## Entries supplied
>> BEGIN
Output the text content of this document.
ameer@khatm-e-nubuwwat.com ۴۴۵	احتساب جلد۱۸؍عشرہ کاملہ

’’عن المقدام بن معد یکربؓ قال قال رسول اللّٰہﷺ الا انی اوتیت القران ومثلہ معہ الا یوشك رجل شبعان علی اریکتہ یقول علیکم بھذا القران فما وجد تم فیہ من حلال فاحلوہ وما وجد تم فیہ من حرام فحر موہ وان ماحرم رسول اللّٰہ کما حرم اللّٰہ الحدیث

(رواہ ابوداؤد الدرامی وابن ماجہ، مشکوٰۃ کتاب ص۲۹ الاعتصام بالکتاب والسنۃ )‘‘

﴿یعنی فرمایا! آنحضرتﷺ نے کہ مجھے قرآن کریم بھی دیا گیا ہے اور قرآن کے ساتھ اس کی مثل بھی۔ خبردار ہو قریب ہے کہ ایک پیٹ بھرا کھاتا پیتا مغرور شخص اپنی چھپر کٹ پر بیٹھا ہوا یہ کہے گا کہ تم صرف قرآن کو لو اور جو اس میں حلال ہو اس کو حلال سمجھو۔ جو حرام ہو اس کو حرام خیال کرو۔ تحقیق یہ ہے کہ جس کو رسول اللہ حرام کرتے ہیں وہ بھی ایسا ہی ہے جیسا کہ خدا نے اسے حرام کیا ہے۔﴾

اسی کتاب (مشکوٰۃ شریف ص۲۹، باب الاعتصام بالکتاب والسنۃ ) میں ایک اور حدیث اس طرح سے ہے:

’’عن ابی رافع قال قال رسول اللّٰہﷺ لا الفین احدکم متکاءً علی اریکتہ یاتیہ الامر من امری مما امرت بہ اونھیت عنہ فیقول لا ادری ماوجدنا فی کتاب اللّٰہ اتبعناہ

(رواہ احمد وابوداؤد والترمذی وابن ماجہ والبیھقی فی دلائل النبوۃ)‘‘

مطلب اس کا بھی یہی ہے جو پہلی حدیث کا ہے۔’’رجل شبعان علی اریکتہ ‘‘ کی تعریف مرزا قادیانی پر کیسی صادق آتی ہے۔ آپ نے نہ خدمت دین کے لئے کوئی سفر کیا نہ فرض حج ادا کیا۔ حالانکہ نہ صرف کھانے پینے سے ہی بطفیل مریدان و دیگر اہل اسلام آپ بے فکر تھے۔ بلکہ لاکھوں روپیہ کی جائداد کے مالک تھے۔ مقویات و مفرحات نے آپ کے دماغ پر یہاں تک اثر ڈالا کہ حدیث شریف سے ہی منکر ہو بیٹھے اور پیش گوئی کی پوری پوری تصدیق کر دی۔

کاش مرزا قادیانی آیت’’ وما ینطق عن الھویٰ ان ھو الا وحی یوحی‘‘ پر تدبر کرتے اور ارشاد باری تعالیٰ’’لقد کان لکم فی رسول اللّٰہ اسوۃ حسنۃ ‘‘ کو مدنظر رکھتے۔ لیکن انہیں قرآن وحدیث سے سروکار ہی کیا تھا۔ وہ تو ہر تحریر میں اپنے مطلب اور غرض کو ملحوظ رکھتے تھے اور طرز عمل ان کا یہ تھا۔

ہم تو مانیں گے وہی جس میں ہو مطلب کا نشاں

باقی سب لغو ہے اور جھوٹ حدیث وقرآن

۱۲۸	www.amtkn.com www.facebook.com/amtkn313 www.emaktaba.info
>> END
## Stated goal
Pick out every line with the string "اریکتہ" and copy it.

## Task solution
’’عن المقدام بن معد یکربؓ قال قال رسول اللّٰہﷺ الا انی اوتیت القران ومثلہ معہ الا یوشك رجل شبعان علی اریکتہ یقول علیکم بھذا القران فما وجد تم فیہ من حلال فاحلوہ وما وجد تم فیہ من حرام فحر موہ وان ماحرم رسول اللّٰہ کما حرم اللّٰہ الحدیث
’’عن ابی رافع قال قال رسول اللّٰہﷺ لا الفین احدکم متکاءً علی اریکتہ یاتیہ الامر من امری مما امرت بہ اونھیت عنہ فیقول لا ادری ماوجدنا فی کتاب اللّٰہ اتبعناہ
مطلب اس کا بھی یہی ہے جو پہلی حدیث کا ہے۔’’رجل شبعان علی اریکتہ ‘‘ کی تعریف مرزا قادیانی پر کیسی صادق آتی ہے۔ آپ نے نہ خدمت دین کے لئے کوئی سفر کیا نہ فرض حج ادا کیا۔ حالانکہ نہ صرف کھانے پینے سے ہی بطفیل مریدان و دیگر اہل اسلام آپ بے فکر تھے۔ بلکہ لاکھوں روپیہ کی جائداد کے مالک تھے۔ مقویات و مفرحات نے آپ کے دماغ پر یہاں تک اثر ڈالا کہ حدیث شریف سے ہی منکر ہو بیٹھے اور پیش گوئی کی پوری پوری تصدیق کر دی۔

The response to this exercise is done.